▸ **YOUR OBJECTIVE**
Write what comes next in the forum discussion about housing and immigration in Southwark, picking up right after its final line.

▸ **TEXT SECTION**
[START]

If you say so. I might just as well say that the immigration argument is a red herring and also that voting UKIP is far from the panacea that some hold it up to be, but you kind of already imply that yourself. 853 empty homes? Well, that is a solution to 853 problems. That is 853 more than the current inertia on the situation. It's got to start somewhere, let's start there.

Whatever you think of immigration: "reversing" it is not an option, especially not in London - if you look at all the production and creative agencies for example, or big brands like Xbox, also the ones popping up in SE1, they employ so many foreign people on account and project management level because of their language skills and in-market knowledge, you're never going to replace them. I currently work for a production company, and 70% of our business is with the EU. We have German, Italian and French PMs and AMs who do a job most of their English counterparts couldn't do, also because of their lack in language skills. I don't know what percentage of the immigrants end up in that line of work, but what I've also noticed is that many of my British colleagues hail from the North, it's actual a rarity to find native Londoners. May have to do with the industry I'm in, but still, I don't think people have a realistic idea immigration, as it's much easier to make sweeping assumptions on the subject.
Monday 30 March 2015 1.09pm
It's not "if I say so", it's the reality. Let's say that over the next few years we can cut the long-term vacant homes by a further 2/3 (which would put Southwark among the councils with the lowest amount of empty homes in the country). That's an extra 563 available homes, so room for another 1400 people (based on average ratios in the borough), or 3.5% of the 40,000 that are forecast to move into Southwark over the next 15 years. It's also less than half the number of new homes that will be created on the Heygate estate alone. But as you say, it's something, so sure, let's start there.

Completely agree with you on immigration, and am happy with that (it's part of what makes London great). So if we accept that the growth will continue and that filling empty homes is only a very minor part of the solution, what are the viable alternatives to the current course of redevelopment? And if there aren't any viable alternatives, why all the complaints?
Monday 30 March 2015 2.47pm
James Hatts wrote:
It seems to me that the debate over who can/should live in central London needs to be considered alongside the debate about major transport infrastructure projects.
If the people who work in central London continue to be excluded from the possibility of living near the centre, the need for projects like the Bakerloo line extension, Crossrail 2, the Waterloo Station upgrade (etc etc etc) will only become more acute.

And by extension, if people are having to travel vast distances every day, that has environmental implications too.

These topics - housing, transport, environment - can't be considered in isolation.

[END]

▸ **GIVEN RECORDS**
[START]

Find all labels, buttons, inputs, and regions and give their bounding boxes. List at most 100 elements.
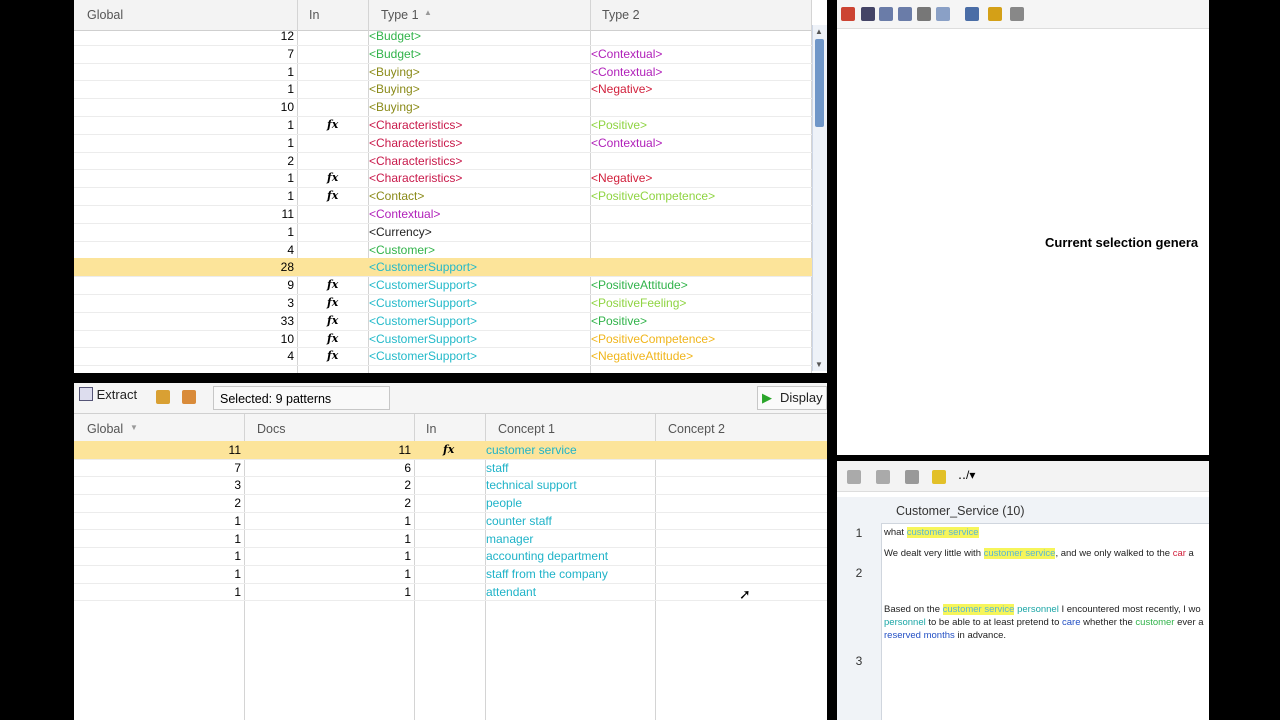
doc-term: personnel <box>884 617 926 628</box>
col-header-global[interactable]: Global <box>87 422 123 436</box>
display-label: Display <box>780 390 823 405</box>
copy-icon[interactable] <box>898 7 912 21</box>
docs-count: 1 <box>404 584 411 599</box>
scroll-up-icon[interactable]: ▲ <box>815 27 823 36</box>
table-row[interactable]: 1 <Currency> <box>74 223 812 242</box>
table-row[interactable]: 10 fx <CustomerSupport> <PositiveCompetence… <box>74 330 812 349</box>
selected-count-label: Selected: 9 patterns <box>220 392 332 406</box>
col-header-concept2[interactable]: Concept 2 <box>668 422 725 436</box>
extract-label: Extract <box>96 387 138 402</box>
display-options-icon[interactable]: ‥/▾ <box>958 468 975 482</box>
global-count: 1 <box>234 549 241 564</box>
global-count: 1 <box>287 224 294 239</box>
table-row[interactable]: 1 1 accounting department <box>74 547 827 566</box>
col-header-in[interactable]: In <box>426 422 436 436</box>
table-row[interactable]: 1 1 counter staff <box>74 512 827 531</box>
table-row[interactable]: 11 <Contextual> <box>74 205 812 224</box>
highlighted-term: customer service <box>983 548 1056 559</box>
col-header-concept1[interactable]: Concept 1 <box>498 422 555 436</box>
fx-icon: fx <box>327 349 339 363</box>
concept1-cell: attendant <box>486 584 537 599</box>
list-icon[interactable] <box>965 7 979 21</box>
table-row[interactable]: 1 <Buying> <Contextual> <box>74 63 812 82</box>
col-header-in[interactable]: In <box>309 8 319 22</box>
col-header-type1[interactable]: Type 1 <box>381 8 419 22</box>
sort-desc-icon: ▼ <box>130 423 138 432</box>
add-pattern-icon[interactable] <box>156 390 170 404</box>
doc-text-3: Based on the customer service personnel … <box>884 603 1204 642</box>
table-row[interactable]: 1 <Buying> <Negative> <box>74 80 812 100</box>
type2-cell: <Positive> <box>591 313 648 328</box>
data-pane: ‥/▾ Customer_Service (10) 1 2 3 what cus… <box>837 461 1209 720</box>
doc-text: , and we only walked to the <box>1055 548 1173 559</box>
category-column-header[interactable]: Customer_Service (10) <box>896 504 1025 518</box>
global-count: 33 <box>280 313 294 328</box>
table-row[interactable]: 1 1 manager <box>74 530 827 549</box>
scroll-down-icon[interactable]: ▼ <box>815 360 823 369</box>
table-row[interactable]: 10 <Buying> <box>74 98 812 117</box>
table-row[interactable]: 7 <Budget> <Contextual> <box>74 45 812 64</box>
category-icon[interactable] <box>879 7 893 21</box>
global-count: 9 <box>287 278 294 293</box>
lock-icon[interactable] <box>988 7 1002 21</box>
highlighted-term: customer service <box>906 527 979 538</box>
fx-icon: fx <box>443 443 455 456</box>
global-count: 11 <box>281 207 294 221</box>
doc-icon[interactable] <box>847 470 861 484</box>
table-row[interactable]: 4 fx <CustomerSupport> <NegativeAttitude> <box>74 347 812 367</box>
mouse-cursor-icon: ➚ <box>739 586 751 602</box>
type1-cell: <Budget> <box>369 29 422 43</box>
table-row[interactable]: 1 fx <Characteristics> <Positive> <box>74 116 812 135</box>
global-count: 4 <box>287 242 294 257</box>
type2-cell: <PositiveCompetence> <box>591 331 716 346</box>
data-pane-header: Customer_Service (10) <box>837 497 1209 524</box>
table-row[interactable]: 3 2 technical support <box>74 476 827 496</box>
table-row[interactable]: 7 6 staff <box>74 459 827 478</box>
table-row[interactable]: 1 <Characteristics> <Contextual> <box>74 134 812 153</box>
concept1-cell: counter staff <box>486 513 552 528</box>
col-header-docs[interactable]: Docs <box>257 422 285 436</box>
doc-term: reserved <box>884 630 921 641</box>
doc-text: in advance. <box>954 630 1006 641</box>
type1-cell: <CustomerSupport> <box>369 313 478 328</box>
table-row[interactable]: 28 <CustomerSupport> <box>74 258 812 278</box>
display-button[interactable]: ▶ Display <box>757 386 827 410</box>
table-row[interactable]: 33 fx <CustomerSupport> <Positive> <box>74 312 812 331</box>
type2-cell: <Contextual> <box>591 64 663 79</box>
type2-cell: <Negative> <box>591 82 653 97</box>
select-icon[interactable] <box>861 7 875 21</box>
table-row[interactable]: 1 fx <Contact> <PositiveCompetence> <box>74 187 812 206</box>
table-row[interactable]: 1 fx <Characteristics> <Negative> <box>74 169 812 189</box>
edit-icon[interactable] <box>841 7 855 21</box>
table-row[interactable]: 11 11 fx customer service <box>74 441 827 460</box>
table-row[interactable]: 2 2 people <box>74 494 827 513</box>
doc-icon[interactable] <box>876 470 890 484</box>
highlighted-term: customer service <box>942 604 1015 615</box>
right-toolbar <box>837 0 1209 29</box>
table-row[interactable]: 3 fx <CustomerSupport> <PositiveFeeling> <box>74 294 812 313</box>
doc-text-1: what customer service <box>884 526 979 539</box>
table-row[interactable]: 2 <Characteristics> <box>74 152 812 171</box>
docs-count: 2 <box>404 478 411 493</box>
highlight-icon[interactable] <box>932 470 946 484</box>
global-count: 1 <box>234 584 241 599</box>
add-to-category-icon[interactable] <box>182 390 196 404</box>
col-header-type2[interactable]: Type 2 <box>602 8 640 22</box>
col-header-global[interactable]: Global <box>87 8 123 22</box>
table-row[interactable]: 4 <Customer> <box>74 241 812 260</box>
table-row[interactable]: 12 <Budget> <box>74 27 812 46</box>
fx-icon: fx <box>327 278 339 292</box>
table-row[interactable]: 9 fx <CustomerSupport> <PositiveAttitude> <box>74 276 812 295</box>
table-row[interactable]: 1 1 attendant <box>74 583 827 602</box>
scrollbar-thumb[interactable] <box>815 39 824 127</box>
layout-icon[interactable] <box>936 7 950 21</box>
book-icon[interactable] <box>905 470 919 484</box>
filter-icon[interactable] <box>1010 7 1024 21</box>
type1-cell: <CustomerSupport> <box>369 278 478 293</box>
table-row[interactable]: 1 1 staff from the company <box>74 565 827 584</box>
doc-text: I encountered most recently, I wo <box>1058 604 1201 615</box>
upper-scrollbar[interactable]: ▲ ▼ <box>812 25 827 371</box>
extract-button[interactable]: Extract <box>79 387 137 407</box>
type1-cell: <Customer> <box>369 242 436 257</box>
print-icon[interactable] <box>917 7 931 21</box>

[END]

▸ **THE RESPONSE**
To be honest James, the people that debate this subject on forums such as this usually do consider those topics, it's the planners that do not.
I and many others were wondering, some time back, what would happen with GP overload in the area. Blimey, if I could see a problem on the horizon, I'm sure the powers that be could.
Monday 30 March 2015 4.05pm
sjac wrote:
It's not "if I say so", it's the reality.

If you say so...

Different people have different realities. Some people are only in a position to deal with these issues from a more emotional point of view, because they are in a situation which is to their disadvantage and which they have very little or no power to extricate themselves from. That is their reality. Another reality is that people who raise these kinds of issues are casually dismissed as hand-wringing bleeding heart lefties. All this leads to either polarising, divisive or totally inert politics and the reality of that is that people get effed over.
Monday 30 March 2015 4.42pm

I never realised so many new housing units were going to be constructed on the site of the Heygate, so 1,200 council properties are demolished and if I understood 2,500 properties are going to be built. So out of uninformed ignorance, how many will be council properties for Londoners where ever they hail from?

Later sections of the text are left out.